*INSTRUCTIONS FOR THE TASK*. Report how many lines below contain the word "three", and give only that number.

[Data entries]
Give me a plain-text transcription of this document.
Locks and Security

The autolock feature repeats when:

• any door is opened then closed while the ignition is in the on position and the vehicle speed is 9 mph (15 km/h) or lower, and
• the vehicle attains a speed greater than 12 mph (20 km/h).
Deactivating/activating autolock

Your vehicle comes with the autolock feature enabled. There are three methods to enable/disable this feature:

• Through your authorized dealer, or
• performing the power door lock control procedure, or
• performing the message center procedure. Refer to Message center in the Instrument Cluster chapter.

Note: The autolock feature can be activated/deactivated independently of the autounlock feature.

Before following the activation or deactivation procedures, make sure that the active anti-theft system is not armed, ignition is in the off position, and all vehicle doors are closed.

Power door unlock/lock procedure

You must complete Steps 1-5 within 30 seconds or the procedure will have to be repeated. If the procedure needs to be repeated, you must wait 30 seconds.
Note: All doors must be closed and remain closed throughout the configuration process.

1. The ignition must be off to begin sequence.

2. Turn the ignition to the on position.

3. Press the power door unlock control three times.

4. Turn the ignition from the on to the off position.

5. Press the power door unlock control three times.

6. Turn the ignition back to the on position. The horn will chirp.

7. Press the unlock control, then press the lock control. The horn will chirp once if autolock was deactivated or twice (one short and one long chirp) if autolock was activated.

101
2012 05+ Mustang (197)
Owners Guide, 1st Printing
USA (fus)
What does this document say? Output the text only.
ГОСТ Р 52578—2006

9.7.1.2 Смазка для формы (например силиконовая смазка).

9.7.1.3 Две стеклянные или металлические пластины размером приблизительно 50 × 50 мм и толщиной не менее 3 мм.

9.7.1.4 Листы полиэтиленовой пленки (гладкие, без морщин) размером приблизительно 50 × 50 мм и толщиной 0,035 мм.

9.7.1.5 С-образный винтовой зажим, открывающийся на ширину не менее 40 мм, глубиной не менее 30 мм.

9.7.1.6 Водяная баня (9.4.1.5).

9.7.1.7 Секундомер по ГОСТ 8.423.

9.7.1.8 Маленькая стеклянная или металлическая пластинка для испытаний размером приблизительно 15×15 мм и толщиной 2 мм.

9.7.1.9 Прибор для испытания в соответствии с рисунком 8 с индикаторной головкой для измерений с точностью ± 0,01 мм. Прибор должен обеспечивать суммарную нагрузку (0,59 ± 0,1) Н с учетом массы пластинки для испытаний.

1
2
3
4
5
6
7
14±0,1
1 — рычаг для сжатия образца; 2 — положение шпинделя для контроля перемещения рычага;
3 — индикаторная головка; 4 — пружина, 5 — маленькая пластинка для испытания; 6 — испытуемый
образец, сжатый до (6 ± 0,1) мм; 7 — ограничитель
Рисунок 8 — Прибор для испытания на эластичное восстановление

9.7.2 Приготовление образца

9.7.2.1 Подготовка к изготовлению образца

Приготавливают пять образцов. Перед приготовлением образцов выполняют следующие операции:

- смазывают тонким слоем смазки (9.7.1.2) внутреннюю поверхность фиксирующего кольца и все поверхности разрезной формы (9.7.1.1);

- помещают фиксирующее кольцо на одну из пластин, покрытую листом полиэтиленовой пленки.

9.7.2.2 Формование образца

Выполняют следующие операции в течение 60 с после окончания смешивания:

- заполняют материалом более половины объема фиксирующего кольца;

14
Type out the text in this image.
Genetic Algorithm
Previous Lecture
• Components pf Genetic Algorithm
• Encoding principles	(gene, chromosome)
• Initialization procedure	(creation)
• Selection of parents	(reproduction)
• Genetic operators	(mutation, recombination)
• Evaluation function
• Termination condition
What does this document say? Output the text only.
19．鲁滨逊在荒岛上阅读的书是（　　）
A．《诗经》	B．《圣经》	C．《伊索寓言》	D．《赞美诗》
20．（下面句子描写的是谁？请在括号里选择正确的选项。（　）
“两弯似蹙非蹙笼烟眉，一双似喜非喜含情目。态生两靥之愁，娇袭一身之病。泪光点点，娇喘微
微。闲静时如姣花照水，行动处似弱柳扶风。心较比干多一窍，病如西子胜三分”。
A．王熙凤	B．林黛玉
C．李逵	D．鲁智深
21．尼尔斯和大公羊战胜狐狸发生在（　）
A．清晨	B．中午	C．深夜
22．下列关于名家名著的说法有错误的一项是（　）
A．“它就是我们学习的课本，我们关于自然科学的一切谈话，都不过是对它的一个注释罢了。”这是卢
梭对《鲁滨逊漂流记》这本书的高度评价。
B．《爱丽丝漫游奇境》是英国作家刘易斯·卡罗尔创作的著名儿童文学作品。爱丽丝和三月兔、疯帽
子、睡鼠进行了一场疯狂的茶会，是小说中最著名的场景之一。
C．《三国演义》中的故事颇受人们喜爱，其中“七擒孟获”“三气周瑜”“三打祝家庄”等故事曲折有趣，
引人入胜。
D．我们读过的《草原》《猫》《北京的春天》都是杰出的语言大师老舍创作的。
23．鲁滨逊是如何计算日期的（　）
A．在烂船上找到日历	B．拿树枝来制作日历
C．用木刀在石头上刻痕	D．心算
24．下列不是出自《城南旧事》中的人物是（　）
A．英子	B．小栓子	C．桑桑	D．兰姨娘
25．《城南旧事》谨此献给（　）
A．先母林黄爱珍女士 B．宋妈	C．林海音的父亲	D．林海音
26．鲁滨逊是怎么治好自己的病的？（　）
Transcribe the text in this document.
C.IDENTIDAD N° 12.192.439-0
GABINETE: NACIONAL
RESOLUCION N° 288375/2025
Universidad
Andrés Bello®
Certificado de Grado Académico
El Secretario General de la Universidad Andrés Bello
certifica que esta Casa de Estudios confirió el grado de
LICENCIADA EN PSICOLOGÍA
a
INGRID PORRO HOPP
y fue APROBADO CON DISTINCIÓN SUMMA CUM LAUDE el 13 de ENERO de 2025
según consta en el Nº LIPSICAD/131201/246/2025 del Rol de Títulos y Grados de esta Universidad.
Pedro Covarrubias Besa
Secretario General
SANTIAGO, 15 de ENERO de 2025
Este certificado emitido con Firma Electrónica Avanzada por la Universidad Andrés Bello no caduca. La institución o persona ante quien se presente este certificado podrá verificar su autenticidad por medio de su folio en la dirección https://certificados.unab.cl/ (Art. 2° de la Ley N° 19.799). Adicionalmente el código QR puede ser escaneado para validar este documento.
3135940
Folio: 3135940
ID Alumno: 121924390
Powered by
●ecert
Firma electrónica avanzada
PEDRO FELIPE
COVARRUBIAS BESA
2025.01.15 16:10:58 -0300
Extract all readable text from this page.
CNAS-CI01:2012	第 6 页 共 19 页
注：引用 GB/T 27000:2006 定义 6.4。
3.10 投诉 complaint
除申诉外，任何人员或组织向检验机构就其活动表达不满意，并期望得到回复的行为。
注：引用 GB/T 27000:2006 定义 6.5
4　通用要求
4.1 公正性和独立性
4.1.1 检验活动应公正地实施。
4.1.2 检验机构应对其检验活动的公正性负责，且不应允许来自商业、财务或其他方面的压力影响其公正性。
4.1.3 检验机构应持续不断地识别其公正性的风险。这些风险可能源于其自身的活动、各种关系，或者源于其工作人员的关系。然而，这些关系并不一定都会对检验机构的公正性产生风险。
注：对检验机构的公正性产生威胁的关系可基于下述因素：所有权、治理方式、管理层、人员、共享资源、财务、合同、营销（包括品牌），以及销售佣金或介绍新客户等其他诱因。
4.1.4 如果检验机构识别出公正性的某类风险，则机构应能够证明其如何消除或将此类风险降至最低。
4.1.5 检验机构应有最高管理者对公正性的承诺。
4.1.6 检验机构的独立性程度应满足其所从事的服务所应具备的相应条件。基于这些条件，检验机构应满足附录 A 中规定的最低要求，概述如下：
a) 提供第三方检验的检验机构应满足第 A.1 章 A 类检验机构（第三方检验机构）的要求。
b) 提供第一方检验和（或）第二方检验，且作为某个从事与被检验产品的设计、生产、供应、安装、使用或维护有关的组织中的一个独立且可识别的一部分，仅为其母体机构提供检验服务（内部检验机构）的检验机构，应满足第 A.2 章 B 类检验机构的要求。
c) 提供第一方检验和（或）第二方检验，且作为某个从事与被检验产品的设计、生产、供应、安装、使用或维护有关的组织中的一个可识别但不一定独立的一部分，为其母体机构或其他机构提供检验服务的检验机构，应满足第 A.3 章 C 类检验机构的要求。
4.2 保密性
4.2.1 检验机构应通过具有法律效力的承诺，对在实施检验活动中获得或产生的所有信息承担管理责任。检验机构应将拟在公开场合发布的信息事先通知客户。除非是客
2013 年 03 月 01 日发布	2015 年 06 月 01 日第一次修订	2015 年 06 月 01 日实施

*FINAL RESULT*. 3